#### What to do:
Repeat each line exactly as it is written.

#### Source material:
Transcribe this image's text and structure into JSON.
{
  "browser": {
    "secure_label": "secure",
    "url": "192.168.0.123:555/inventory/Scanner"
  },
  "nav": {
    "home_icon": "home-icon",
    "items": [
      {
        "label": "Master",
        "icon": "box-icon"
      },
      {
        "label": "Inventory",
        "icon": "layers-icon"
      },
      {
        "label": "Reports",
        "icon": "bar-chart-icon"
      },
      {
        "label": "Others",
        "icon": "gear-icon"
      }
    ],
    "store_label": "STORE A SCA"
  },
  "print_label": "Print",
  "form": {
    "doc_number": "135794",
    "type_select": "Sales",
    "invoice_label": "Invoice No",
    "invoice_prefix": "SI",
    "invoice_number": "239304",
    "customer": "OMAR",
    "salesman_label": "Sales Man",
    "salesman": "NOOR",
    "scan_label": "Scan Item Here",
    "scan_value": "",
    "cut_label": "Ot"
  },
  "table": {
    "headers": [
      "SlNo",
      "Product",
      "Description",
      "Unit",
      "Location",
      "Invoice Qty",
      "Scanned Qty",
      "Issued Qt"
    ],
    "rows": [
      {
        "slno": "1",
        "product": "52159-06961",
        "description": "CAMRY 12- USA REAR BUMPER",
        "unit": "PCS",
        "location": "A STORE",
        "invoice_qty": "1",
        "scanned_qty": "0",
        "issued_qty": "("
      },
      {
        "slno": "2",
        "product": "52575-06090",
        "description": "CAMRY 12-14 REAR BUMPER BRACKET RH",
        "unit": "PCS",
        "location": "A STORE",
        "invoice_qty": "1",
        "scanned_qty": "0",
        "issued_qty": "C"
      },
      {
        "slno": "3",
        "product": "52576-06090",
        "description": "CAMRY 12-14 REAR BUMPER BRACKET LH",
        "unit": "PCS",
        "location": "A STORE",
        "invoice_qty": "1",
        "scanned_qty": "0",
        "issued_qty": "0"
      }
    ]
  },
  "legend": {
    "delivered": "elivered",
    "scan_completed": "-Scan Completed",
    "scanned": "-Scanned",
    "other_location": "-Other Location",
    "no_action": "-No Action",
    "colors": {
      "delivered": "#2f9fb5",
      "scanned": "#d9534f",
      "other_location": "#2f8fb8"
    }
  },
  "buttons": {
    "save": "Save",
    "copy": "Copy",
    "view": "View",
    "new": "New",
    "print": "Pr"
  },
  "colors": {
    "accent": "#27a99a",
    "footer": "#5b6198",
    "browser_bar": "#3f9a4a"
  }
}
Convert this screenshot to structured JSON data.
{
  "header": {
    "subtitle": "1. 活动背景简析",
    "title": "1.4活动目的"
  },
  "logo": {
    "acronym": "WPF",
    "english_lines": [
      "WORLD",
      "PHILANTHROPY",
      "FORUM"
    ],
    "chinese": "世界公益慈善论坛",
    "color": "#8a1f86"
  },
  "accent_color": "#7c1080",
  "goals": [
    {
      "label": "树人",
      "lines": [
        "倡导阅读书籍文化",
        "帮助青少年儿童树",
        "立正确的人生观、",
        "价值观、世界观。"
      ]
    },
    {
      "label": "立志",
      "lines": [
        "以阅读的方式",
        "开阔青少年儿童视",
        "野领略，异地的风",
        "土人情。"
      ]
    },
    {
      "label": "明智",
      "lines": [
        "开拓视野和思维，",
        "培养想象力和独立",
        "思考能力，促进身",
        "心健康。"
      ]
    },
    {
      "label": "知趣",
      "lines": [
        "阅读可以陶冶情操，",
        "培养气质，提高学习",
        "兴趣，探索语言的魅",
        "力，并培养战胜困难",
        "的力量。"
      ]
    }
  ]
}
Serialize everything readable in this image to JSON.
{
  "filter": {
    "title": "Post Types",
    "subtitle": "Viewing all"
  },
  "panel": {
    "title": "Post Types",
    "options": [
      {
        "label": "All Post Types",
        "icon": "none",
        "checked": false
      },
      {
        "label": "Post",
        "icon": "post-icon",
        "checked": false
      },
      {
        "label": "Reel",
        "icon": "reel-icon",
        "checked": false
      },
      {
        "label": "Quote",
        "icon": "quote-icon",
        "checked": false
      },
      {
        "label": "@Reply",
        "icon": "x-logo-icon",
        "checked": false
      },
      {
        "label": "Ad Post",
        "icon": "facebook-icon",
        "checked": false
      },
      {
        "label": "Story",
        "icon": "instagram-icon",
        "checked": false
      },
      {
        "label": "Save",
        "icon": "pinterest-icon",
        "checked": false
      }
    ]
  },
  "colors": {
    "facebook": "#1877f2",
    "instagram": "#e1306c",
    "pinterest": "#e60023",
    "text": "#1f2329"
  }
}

#### Task result:
Transcribe this image's text and structure into JSON.
{
  "browser": {
    "secure_label": "secure",
    "url": "192.168.0.123:555/inventory/Scanner"
  },
  "nav": {
    "home_icon": "home-icon",
    "items": [
      {
        "label": "Master",
        "icon": "box-icon"
      },
      {
        "label": "Inventory",
        "icon": "layers-icon"
      },
      {
        "label": "Reports",
        "icon": "bar-chart-icon"
      },
      {
        "label": "Others",
        "icon": "gear-icon"
      }
    ],
    "store_label": "STORE A SCA"
  },
  "print_label": "Print",
  "form": {
    "doc_number": "135794",
    "type_select": "Sales",
    "invoice_label": "Invoice No",
    "invoice_prefix": "SI",
    "invoice_number": "239304",
    "customer": "OMAR",
    "salesman_label": "Sales Man",
    "salesman": "NOOR",
    "scan_label": "Scan Item Here",
    "scan_value": "",
    "cut_label": "Ot"
  },
  "table": {
    "headers": [
      "SlNo",
      "Product",
      "Description",
      "Unit",
      "Location",
      "Invoice Qty",
      "Scanned Qty",
      "Issued Qt"
    ],
    "rows": [
      {
        "slno": "1",
        "product": "52159-06961",
        "description": "CAMRY 12- USA REAR BUMPER",
        "unit": "PCS",
        "location": "A STORE",
        "invoice_qty": "1",
        "scanned_qty": "0",
        "issued_qty": "("
      },
      {
        "slno": "2",
        "product": "52575-06090",
        "description": "CAMRY 12-14 REAR BUMPER BRACKET RH",
        "unit": "PCS",
        "location": "A STORE",
        "invoice_qty": "1",
        "scanned_qty": "0",
        "issued_qty": "C"
      },
      {
        "slno": "3",
        "product": "52576-06090",
        "description": "CAMRY 12-14 REAR BUMPER BRACKET LH",
        "unit": "PCS",
        "location": "A STORE",
        "invoice_qty": "1",
        "scanned_qty": "0",
        "issued_qty": "0"
      }
    ]
  },
  "legend": {
    "delivered": "elivered",
    "scan_completed": "-Scan Completed",
    "scanned": "-Scanned",
    "other_location": "-Other Location",
    "no_action": "-No Action",
    "colors": {
      "delivered": "#2f9fb5",
      "scanned": "#d9534f",
      "other_location": "#2f8fb8"
    }
  },
  "buttons": {
    "save": "Save",
    "copy": "Copy",
    "view": "View",
    "new": "New",
    "print": "Pr"
  },
  "colors": {
    "accent": "#27a99a",
    "footer": "#5b6198",
    "browser_bar": "#3f9a4a"
  }
}
Convert this screenshot to structured JSON data.
{
  "header": {
    "subtitle": "1. 活动背景简析",
    "title": "1.4活动目的"
  },
  "logo": {
    "acronym": "WPF",
    "english_lines": [
      "WORLD",
      "PHILANTHROPY",
      "FORUM"
    ],
    "chinese": "世界公益慈善论坛",
    "color": "#8a1f86"
  },
  "accent_color": "#7c1080",
  "goals": [
    {
      "label": "树人",
      "lines": [
        "倡导阅读书籍文化",
        "帮助青少年儿童树",
        "立正确的人生观、",
        "价值观、世界观。"
      ]
    },
    {
      "label": "立志",
      "lines": [
        "以阅读的方式",
        "开阔青少年儿童视",
        "野领略，异地的风",
        "土人情。"
      ]
    },
    {
      "label": "明智",
      "lines": [
        "开拓视野和思维，",
        "培养想象力和独立",
        "思考能力，促进身",
        "心健康。"
      ]
    },
    {
      "label": "知趣",
      "lines": [
        "阅读可以陶冶情操，",
        "培养气质，提高学习",
        "兴趣，探索语言的魅",
        "力，并培养战胜困难",
        "的力量。"
      ]
    }
  ]
}
Serialize everything readable in this image to JSON.
{
  "filter": {
    "title": "Post Types",
    "subtitle": "Viewing all"
  },
  "panel": {
    "title": "Post Types",
    "options": [
      {
        "label": "All Post Types",
        "icon": "none",
        "checked": false
      },
      {
        "label": "Post",
        "icon": "post-icon",
        "checked": false
      },
      {
        "label": "Reel",
        "icon": "reel-icon",
        "checked": false
      },
      {
        "label": "Quote",
        "icon": "quote-icon",
        "checked": false
      },
      {
        "label": "@Reply",
        "icon": "x-logo-icon",
        "checked": false
      },
      {
        "label": "Ad Post",
        "icon": "facebook-icon",
        "checked": false
      },
      {
        "label": "Story",
        "icon": "instagram-icon",
        "checked": false
      },
      {
        "label": "Save",
        "icon": "pinterest-icon",
        "checked": false
      }
    ]
  },
  "colors": {
    "facebook": "#1877f2",
    "instagram": "#e1306c",
    "pinterest": "#e60023",
    "text": "#1f2329"
  }
}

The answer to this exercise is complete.